AVAILABLE RECORDS —
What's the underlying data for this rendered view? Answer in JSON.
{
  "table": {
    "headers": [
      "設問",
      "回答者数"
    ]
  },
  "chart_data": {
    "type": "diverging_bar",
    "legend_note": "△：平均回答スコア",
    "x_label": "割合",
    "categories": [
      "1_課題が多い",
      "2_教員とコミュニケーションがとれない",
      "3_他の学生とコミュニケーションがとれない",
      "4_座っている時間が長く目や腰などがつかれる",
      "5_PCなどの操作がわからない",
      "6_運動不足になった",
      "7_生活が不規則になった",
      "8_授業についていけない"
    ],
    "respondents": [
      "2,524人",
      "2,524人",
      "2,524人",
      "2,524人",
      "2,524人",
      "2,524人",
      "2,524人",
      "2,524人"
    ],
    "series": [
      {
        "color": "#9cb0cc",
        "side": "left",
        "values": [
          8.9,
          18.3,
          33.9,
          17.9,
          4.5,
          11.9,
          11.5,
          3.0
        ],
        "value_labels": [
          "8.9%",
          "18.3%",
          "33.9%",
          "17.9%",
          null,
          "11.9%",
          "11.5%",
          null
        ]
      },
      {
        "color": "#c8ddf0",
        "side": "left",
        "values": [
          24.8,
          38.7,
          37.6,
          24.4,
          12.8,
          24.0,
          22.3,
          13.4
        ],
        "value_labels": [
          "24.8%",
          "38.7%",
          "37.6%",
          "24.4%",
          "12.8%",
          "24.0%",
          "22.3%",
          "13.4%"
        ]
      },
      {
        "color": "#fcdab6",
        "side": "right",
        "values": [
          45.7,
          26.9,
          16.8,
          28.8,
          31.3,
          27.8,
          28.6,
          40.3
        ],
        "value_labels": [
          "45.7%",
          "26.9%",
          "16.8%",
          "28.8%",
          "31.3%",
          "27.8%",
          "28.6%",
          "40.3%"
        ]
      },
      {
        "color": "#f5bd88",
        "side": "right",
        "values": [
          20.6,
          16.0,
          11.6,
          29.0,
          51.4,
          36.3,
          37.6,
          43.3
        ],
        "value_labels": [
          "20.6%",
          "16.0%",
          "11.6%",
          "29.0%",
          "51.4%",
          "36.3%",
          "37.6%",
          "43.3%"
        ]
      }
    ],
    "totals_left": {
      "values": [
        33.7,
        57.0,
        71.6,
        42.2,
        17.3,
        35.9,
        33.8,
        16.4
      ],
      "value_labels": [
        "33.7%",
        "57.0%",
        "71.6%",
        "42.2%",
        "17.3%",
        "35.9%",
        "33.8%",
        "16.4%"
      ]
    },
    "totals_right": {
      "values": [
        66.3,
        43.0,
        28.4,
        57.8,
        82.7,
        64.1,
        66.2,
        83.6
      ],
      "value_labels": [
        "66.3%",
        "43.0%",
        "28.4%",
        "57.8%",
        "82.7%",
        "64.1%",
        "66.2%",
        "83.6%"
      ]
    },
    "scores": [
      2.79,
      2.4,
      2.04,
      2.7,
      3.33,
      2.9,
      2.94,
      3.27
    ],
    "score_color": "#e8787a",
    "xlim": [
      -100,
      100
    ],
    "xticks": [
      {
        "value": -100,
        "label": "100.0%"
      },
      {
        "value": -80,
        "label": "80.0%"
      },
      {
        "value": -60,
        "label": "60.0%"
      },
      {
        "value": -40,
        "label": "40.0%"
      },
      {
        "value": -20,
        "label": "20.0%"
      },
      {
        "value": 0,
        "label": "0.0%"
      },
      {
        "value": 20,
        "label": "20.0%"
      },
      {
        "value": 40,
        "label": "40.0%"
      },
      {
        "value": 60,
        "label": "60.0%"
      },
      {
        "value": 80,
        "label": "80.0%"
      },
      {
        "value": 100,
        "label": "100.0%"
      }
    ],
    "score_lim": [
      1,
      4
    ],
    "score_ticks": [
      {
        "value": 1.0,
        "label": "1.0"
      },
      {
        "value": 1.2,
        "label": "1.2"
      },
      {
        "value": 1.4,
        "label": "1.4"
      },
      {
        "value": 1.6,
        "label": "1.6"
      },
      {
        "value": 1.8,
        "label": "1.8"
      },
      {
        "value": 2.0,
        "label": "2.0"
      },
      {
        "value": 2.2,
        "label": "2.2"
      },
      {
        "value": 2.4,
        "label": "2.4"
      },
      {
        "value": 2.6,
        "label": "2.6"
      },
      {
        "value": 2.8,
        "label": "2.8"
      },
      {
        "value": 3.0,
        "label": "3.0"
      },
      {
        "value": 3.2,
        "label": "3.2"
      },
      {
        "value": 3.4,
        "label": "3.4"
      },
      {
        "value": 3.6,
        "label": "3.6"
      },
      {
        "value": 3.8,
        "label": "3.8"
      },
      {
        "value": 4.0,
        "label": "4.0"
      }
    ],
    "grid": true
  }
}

WHAT THE TASK REQUIRES — Copy out each record exactly as given, omitting none.

TASK RESPONSE —
What's the underlying data for this rendered view? Answer in JSON.
{
  "table": {
    "headers": [
      "設問",
      "回答者数"
    ]
  },
  "chart_data": {
    "type": "diverging_bar",
    "legend_note": "△：平均回答スコア",
    "x_label": "割合",
    "categories": [
      "1_課題が多い",
      "2_教員とコミュニケーションがとれない",
      "3_他の学生とコミュニケーションがとれない",
      "4_座っている時間が長く目や腰などがつかれる",
      "5_PCなどの操作がわからない",
      "6_運動不足になった",
      "7_生活が不規則になった",
      "8_授業についていけない"
    ],
    "respondents": [
      "2,524人",
      "2,524人",
      "2,524人",
      "2,524人",
      "2,524人",
      "2,524人",
      "2,524人",
      "2,524人"
    ],
    "series": [
      {
        "color": "#9cb0cc",
        "side": "left",
        "values": [
          8.9,
          18.3,
          33.9,
          17.9,
          4.5,
          11.9,
          11.5,
          3.0
        ],
        "value_labels": [
          "8.9%",
          "18.3%",
          "33.9%",
          "17.9%",
          null,
          "11.9%",
          "11.5%",
          null
        ]
      },
      {
        "color": "#c8ddf0",
        "side": "left",
        "values": [
          24.8,
          38.7,
          37.6,
          24.4,
          12.8,
          24.0,
          22.3,
          13.4
        ],
        "value_labels": [
          "24.8%",
          "38.7%",
          "37.6%",
          "24.4%",
          "12.8%",
          "24.0%",
          "22.3%",
          "13.4%"
        ]
      },
      {
        "color": "#fcdab6",
        "side": "right",
        "values": [
          45.7,
          26.9,
          16.8,
          28.8,
          31.3,
          27.8,
          28.6,
          40.3
        ],
        "value_labels": [
          "45.7%",
          "26.9%",
          "16.8%",
          "28.8%",
          "31.3%",
          "27.8%",
          "28.6%",
          "40.3%"
        ]
      },
      {
        "color": "#f5bd88",
        "side": "right",
        "values": [
          20.6,
          16.0,
          11.6,
          29.0,
          51.4,
          36.3,
          37.6,
          43.3
        ],
        "value_labels": [
          "20.6%",
          "16.0%",
          "11.6%",
          "29.0%",
          "51.4%",
          "36.3%",
          "37.6%",
          "43.3%"
        ]
      }
    ],
    "totals_left": {
      "values": [
        33.7,
        57.0,
        71.6,
        42.2,
        17.3,
        35.9,
        33.8,
        16.4
      ],
      "value_labels": [
        "33.7%",
        "57.0%",
        "71.6%",
        "42.2%",
        "17.3%",
        "35.9%",
        "33.8%",
        "16.4%"
      ]
    },
    "totals_right": {
      "values": [
        66.3,
        43.0,
        28.4,
        57.8,
        82.7,
        64.1,
        66.2,
        83.6
      ],
      "value_labels": [
        "66.3%",
        "43.0%",
        "28.4%",
        "57.8%",
        "82.7%",
        "64.1%",
        "66.2%",
        "83.6%"
      ]
    },
    "scores": [
      2.79,
      2.4,
      2.04,
      2.7,
      3.33,
      2.9,
      2.94,
      3.27
    ],
    "score_color": "#e8787a",
    "xlim": [
      -100,
      100
    ],
    "xticks": [
      {
        "value": -100,
        "label": "100.0%"
      },
      {
        "value": -80,
        "label": "80.0%"
      },
      {
        "value": -60,
        "label": "60.0%"
      },
      {
        "value": -40,
        "label": "40.0%"
      },
      {
        "value": -20,
        "label": "20.0%"
      },
      {
        "value": 0,
        "label": "0.0%"
      },
      {
        "value": 20,
        "label": "20.0%"
      },
      {
        "value": 40,
        "label": "40.0%"
      },
      {
        "value": 60,
        "label": "60.0%"
      },
      {
        "value": 80,
        "label": "80.0%"
      },
      {
        "value": 100,
        "label": "100.0%"
      }
    ],
    "score_lim": [
      1,
      4
    ],
    "score_ticks": [
      {
        "value": 1.0,
        "label": "1.0"
      },
      {
        "value": 1.2,
        "label": "1.2"
      },
      {
        "value": 1.4,
        "label": "1.4"
      },
      {
        "value": 1.6,
        "label": "1.6"
      },
      {
        "value": 1.8,
        "label": "1.8"
      },
      {
        "value": 2.0,
        "label": "2.0"
      },
      {
        "value": 2.2,
        "label": "2.2"
      },
      {
        "value": 2.4,
        "label": "2.4"
      },
      {
        "value": 2.6,
        "label": "2.6"
      },
      {
        "value": 2.8,
        "label": "2.8"
      },
      {
        "value": 3.0,
        "label": "3.0"
      },
      {
        "value": 3.2,
        "label": "3.2"
      },
      {
        "value": 3.4,
        "label": "3.4"
      },
      {
        "value": 3.6,
        "label": "3.6"
      },
      {
        "value": 3.8,
        "label": "3.8"
      },
      {
        "value": 4.0,
        "label": "4.0"
      }
    ],
    "grid": true
  }
}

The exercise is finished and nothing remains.